Required task: Write out each line word for word. Drop pictures.

□ □ □ □ □

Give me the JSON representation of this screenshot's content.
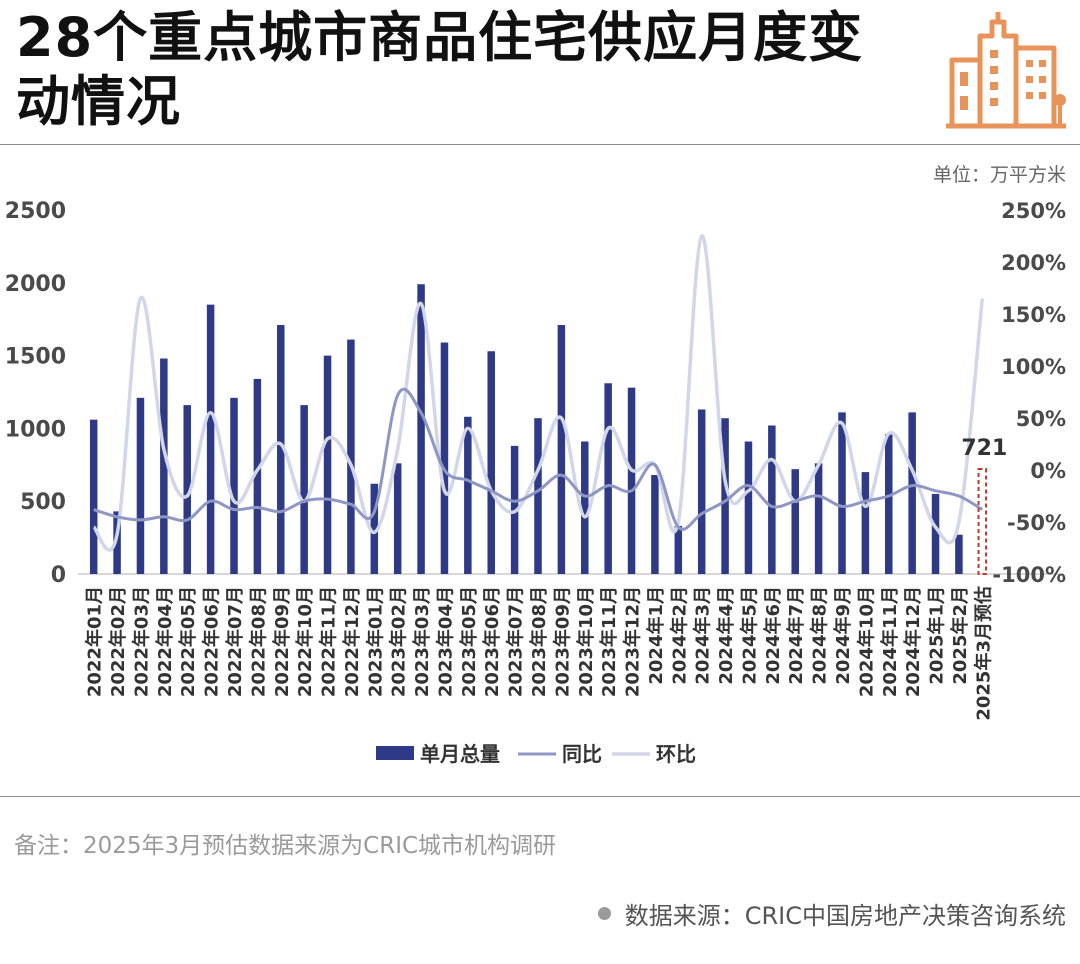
{
  "title": "28个重点城市商品住宅供应月度变动情况",
  "unit": "单位：万平方米",
  "note": "备注：2025年3月预估数据来源为CRIC城市机构调研",
  "source": "数据来源：CRIC中国房地产决策咨询系统",
  "colors": {
    "bar": "#2e3a87",
    "yoy_line": "#8e96c4",
    "mom_line": "#d3d6e8",
    "forecast": "#c0392b",
    "logo": "#e8935a"
  },
  "chart_data": {
    "type": "bar",
    "categories": [
      "2022年01月",
      "2022年02月",
      "2022年03月",
      "2022年04月",
      "2022年05月",
      "2022年06月",
      "2022年07月",
      "2022年08月",
      "2022年09月",
      "2022年10月",
      "2022年11月",
      "2022年12月",
      "2023年01月",
      "2023年02月",
      "2023年03月",
      "2023年04月",
      "2023年05月",
      "2023年06月",
      "2023年07月",
      "2023年08月",
      "2023年09月",
      "2023年10月",
      "2023年11月",
      "2023年12月",
      "2024年1月",
      "2024年2月",
      "2024年3月",
      "2024年4月",
      "2024年5月",
      "2024年6月",
      "2024年7月",
      "2024年8月",
      "2024年9月",
      "2024年10月",
      "2024年11月",
      "2024年12月",
      "2025年1月",
      "2025年2月",
      "2025年3月预估"
    ],
    "series": [
      {
        "name": "单月总量",
        "type": "bar",
        "axis": "left",
        "values": [
          1060,
          430,
          1210,
          1480,
          1160,
          1850,
          1210,
          1340,
          1710,
          1160,
          1500,
          1610,
          620,
          760,
          1990,
          1590,
          1080,
          1530,
          880,
          1070,
          1710,
          910,
          1310,
          1280,
          680,
          330,
          1130,
          1070,
          910,
          1020,
          720,
          760,
          1110,
          700,
          960,
          1110,
          550,
          270,
          721
        ]
      },
      {
        "name": "同比",
        "type": "line",
        "axis": "right",
        "values": [
          -38,
          -45,
          -48,
          -45,
          -48,
          -30,
          -38,
          -36,
          -40,
          -30,
          -28,
          -33,
          -40,
          72,
          55,
          0,
          -10,
          -20,
          -30,
          -20,
          -5,
          -25,
          -15,
          -20,
          5,
          -55,
          -42,
          -30,
          -15,
          -35,
          -30,
          -25,
          -35,
          -30,
          -25,
          -15,
          -20,
          -25,
          -38
        ]
      },
      {
        "name": "环比",
        "type": "line",
        "axis": "right",
        "values": [
          -55,
          -62,
          165,
          20,
          -25,
          55,
          -30,
          0,
          25,
          -30,
          30,
          5,
          -60,
          20,
          160,
          -20,
          40,
          -20,
          -40,
          0,
          50,
          -45,
          40,
          0,
          5,
          -50,
          225,
          -10,
          -20,
          10,
          -30,
          5,
          45,
          -35,
          35,
          0,
          -55,
          -50,
          165
        ]
      }
    ],
    "ylim_left": [
      0,
      2500
    ],
    "yticks_left": [
      0,
      500,
      1000,
      1500,
      2000,
      2500
    ],
    "ylim_right": [
      -100,
      250
    ],
    "yticks_right": [
      "-100%",
      "-50%",
      "0%",
      "50%",
      "100%",
      "150%",
      "200%",
      "250%"
    ],
    "forecast_label": "721",
    "legend_position": "bottom-center"
  }
}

□ □ □ □ □

Response to the task:
Give me the JSON representation of this screenshot's content.
{
  "title": "28个重点城市商品住宅供应月度变动情况",
  "unit": "单位：万平方米",
  "note": "备注：2025年3月预估数据来源为CRIC城市机构调研",
  "source": "数据来源：CRIC中国房地产决策咨询系统",
  "colors": {
    "bar": "#2e3a87",
    "yoy_line": "#8e96c4",
    "mom_line": "#d3d6e8",
    "forecast": "#c0392b",
    "logo": "#e8935a"
  },
  "chart_data": {
    "type": "bar",
    "categories": [
      "2022年01月",
      "2022年02月",
      "2022年03月",
      "2022年04月",
      "2022年05月",
      "2022年06月",
      "2022年07月",
      "2022年08月",
      "2022年09月",
      "2022年10月",
      "2022年11月",
      "2022年12月",
      "2023年01月",
      "2023年02月",
      "2023年03月",
      "2023年04月",
      "2023年05月",
      "2023年06月",
      "2023年07月",
      "2023年08月",
      "2023年09月",
      "2023年10月",
      "2023年11月",
      "2023年12月",
      "2024年1月",
      "2024年2月",
      "2024年3月",
      "2024年4月",
      "2024年5月",
      "2024年6月",
      "2024年7月",
      "2024年8月",
      "2024年9月",
      "2024年10月",
      "2024年11月",
      "2024年12月",
      "2025年1月",
      "2025年2月",
      "2025年3月预估"
    ],
    "series": [
      {
        "name": "单月总量",
        "type": "bar",
        "axis": "left",
        "values": [
          1060,
          430,
          1210,
          1480,
          1160,
          1850,
          1210,
          1340,
          1710,
          1160,
          1500,
          1610,
          620,
          760,
          1990,
          1590,
          1080,
          1530,
          880,
          1070,
          1710,
          910,
          1310,
          1280,
          680,
          330,
          1130,
          1070,
          910,
          1020,
          720,
          760,
          1110,
          700,
          960,
          1110,
          550,
          270,
          721
        ]
      },
      {
        "name": "同比",
        "type": "line",
        "axis": "right",
        "values": [
          -38,
          -45,
          -48,
          -45,
          -48,
          -30,
          -38,
          -36,
          -40,
          -30,
          -28,
          -33,
          -40,
          72,
          55,
          0,
          -10,
          -20,
          -30,
          -20,
          -5,
          -25,
          -15,
          -20,
          5,
          -55,
          -42,
          -30,
          -15,
          -35,
          -30,
          -25,
          -35,
          -30,
          -25,
          -15,
          -20,
          -25,
          -38
        ]
      },
      {
        "name": "环比",
        "type": "line",
        "axis": "right",
        "values": [
          -55,
          -62,
          165,
          20,
          -25,
          55,
          -30,
          0,
          25,
          -30,
          30,
          5,
          -60,
          20,
          160,
          -20,
          40,
          -20,
          -40,
          0,
          50,
          -45,
          40,
          0,
          5,
          -50,
          225,
          -10,
          -20,
          10,
          -30,
          5,
          45,
          -35,
          35,
          0,
          -55,
          -50,
          165
        ]
      }
    ],
    "ylim_left": [
      0,
      2500
    ],
    "yticks_left": [
      0,
      500,
      1000,
      1500,
      2000,
      2500
    ],
    "ylim_right": [
      -100,
      250
    ],
    "yticks_right": [
      "-100%",
      "-50%",
      "0%",
      "50%",
      "100%",
      "150%",
      "200%",
      "250%"
    ],
    "forecast_label": "721",
    "legend_position": "bottom-center"
  }
}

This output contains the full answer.